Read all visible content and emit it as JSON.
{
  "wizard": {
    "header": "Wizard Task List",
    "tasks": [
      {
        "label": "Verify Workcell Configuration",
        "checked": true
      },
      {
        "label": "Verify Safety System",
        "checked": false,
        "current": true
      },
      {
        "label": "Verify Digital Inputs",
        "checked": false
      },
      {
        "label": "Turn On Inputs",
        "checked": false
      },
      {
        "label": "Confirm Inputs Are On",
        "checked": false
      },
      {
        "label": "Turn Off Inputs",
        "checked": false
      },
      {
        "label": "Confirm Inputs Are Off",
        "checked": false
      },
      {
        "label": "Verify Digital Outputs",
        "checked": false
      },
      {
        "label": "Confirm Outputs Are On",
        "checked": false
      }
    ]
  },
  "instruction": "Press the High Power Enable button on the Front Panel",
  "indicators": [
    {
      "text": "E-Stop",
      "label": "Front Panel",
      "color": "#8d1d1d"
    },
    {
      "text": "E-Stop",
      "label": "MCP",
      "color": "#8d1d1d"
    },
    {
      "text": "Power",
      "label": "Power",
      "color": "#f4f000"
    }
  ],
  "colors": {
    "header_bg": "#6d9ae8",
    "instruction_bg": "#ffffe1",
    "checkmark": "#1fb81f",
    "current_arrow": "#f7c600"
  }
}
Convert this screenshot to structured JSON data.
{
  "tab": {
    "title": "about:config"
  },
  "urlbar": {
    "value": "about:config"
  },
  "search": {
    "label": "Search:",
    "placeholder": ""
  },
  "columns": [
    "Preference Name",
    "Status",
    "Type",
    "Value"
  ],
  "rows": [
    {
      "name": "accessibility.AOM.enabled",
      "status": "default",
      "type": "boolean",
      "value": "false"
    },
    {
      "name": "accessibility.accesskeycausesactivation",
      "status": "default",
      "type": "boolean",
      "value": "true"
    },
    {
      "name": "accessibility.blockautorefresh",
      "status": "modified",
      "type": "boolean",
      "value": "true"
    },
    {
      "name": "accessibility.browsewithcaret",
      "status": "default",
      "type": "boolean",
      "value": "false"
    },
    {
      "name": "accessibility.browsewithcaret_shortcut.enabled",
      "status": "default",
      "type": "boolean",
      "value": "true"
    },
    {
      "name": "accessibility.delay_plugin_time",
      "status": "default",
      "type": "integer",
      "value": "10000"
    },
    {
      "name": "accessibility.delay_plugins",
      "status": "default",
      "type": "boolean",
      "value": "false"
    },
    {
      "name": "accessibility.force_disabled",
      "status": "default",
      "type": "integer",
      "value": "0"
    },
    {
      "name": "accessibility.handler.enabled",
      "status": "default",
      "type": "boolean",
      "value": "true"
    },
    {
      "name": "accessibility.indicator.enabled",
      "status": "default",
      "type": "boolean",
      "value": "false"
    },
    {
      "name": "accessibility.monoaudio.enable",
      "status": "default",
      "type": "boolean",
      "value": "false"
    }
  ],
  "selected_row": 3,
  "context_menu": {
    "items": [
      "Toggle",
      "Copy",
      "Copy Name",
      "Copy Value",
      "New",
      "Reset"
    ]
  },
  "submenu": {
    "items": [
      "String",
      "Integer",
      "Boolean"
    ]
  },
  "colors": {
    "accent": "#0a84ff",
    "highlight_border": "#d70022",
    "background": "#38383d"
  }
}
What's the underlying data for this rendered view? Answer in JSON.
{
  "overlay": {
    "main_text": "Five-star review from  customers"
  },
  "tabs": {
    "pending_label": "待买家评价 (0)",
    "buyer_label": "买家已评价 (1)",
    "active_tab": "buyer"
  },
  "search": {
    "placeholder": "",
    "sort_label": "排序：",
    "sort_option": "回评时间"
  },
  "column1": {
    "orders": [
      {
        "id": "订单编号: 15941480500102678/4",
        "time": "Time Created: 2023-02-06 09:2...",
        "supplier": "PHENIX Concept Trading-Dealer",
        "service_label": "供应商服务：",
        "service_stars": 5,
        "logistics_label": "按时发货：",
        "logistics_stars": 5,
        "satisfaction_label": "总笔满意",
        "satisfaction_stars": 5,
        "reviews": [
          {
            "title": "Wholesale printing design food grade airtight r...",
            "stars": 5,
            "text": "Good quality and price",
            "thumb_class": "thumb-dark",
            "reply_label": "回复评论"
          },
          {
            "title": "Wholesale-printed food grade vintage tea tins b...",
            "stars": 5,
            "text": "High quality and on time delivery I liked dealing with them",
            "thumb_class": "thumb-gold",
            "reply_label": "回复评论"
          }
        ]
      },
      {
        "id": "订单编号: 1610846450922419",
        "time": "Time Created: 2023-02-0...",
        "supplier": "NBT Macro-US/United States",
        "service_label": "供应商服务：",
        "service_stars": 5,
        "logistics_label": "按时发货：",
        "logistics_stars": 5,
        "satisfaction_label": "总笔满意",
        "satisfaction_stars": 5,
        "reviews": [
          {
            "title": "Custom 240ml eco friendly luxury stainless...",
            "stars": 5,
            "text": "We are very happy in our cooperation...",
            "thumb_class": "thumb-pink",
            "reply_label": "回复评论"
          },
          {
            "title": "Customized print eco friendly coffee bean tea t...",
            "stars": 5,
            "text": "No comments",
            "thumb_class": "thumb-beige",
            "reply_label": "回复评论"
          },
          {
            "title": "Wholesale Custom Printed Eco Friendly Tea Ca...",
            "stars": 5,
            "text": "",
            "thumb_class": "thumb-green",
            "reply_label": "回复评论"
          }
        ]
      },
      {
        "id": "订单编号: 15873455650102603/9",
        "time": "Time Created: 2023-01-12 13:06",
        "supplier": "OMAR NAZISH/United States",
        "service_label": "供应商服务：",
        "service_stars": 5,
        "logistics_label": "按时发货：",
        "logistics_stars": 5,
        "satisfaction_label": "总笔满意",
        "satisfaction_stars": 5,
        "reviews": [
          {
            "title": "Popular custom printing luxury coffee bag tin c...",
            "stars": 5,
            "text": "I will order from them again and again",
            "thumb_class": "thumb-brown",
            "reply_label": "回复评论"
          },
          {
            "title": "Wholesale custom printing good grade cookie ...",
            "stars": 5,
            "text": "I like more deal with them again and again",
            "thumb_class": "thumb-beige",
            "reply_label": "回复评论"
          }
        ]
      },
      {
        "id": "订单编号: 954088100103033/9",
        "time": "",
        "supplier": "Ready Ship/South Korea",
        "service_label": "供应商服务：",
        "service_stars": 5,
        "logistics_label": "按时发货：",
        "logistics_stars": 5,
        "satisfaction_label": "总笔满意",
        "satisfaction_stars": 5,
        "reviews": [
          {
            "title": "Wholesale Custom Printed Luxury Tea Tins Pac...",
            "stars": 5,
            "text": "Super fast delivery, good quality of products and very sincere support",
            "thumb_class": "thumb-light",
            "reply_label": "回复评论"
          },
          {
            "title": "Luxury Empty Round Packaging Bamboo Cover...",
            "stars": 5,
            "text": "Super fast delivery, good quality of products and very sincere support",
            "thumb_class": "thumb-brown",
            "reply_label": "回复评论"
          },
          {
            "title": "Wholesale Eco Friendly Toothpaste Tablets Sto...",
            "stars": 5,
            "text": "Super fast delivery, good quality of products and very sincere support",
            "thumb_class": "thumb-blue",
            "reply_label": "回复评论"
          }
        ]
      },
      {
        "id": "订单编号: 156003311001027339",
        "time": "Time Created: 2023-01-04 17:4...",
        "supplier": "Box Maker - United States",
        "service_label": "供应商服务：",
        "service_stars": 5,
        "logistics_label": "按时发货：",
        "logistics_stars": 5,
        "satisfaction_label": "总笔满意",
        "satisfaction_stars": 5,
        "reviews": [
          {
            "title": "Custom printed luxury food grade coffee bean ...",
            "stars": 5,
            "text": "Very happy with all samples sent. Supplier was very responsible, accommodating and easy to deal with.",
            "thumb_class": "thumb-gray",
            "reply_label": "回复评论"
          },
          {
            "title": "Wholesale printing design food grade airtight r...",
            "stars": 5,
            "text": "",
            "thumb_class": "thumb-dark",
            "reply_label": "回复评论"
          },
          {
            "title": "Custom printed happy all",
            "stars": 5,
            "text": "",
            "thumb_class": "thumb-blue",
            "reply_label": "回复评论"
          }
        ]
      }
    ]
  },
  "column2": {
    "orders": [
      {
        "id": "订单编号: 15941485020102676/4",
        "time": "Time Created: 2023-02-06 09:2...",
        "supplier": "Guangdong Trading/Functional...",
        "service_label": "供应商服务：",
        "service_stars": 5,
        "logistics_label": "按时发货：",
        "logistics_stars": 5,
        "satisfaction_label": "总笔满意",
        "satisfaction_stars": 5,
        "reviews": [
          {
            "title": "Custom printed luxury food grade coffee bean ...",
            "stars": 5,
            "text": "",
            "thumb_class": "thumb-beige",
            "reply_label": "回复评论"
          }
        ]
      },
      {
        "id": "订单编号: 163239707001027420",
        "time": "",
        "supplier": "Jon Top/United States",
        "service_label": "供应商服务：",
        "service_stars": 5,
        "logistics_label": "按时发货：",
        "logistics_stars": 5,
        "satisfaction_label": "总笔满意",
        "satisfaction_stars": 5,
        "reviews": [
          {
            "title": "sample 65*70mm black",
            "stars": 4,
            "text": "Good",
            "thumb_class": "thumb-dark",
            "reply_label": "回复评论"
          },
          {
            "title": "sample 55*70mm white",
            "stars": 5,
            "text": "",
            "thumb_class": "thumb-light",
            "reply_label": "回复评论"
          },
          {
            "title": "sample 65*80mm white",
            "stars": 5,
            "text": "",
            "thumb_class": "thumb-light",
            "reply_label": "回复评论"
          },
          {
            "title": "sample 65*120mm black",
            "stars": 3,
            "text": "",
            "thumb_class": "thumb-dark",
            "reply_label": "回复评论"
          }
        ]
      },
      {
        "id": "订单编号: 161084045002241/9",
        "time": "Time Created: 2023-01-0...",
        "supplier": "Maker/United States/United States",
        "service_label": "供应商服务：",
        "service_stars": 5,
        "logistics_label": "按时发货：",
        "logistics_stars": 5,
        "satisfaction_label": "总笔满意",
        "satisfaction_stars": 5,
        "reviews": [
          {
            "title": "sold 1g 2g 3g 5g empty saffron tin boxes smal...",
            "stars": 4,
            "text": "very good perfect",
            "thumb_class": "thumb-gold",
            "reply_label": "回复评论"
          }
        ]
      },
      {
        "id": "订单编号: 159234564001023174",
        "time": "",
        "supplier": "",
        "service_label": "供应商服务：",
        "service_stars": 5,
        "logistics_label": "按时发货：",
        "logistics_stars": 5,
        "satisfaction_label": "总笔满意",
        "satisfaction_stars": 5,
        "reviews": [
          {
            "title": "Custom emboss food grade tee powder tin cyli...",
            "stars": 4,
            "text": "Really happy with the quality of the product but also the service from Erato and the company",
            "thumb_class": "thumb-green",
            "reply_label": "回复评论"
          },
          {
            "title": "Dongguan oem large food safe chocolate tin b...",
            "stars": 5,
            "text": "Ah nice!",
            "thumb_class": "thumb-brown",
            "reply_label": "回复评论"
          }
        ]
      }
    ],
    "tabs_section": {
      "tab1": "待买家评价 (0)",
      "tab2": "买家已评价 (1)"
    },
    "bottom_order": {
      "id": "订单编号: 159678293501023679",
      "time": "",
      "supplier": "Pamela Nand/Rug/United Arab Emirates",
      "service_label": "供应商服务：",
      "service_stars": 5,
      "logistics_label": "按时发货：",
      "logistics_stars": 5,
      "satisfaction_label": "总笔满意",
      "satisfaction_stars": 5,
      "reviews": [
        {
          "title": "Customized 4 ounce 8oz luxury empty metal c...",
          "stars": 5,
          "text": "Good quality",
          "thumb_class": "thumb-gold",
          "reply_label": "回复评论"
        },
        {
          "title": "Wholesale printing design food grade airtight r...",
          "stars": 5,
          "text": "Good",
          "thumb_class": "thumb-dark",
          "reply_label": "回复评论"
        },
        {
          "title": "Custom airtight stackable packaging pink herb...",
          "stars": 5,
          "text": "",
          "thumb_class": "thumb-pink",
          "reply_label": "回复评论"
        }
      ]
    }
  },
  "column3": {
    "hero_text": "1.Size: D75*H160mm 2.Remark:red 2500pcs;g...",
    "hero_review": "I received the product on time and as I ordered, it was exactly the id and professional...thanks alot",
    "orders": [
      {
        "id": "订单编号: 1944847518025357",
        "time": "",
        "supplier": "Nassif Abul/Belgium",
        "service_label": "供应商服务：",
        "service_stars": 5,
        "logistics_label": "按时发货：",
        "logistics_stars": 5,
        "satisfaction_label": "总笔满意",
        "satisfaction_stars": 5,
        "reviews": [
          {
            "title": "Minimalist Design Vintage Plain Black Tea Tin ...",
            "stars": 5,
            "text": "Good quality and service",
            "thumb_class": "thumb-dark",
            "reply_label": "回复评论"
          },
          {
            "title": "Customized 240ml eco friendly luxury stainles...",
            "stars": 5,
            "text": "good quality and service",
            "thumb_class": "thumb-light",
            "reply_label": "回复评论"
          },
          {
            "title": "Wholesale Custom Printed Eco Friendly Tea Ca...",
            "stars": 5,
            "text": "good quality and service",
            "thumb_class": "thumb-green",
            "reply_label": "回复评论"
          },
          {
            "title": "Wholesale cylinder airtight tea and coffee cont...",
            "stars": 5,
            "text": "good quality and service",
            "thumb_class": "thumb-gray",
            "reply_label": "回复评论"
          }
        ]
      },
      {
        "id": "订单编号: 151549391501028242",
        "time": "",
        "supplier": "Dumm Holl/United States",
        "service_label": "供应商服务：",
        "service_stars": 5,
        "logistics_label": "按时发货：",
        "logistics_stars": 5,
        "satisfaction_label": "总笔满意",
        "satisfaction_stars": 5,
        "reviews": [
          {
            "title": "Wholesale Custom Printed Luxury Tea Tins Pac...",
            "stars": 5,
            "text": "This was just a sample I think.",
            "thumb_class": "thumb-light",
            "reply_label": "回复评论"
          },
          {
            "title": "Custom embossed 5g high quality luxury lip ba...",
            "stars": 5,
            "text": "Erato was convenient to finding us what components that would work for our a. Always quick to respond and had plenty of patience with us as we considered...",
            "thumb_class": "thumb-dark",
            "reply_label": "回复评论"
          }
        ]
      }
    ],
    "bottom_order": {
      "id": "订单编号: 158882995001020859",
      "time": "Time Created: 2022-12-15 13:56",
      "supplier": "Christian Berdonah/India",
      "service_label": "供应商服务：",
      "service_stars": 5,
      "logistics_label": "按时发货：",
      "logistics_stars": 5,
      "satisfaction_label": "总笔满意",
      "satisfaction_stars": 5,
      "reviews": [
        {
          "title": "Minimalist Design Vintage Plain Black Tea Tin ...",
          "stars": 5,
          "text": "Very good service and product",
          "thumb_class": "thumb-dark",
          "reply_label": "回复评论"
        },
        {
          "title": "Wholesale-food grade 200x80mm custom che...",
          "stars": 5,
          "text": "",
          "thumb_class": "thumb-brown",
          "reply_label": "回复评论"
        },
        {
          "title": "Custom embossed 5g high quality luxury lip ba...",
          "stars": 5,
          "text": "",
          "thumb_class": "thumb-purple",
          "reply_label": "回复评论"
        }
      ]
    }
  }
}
----
**Exercise aim**
The word "Confirm" appears in how many lines of the data? Answer with only the number.

**Final result**
3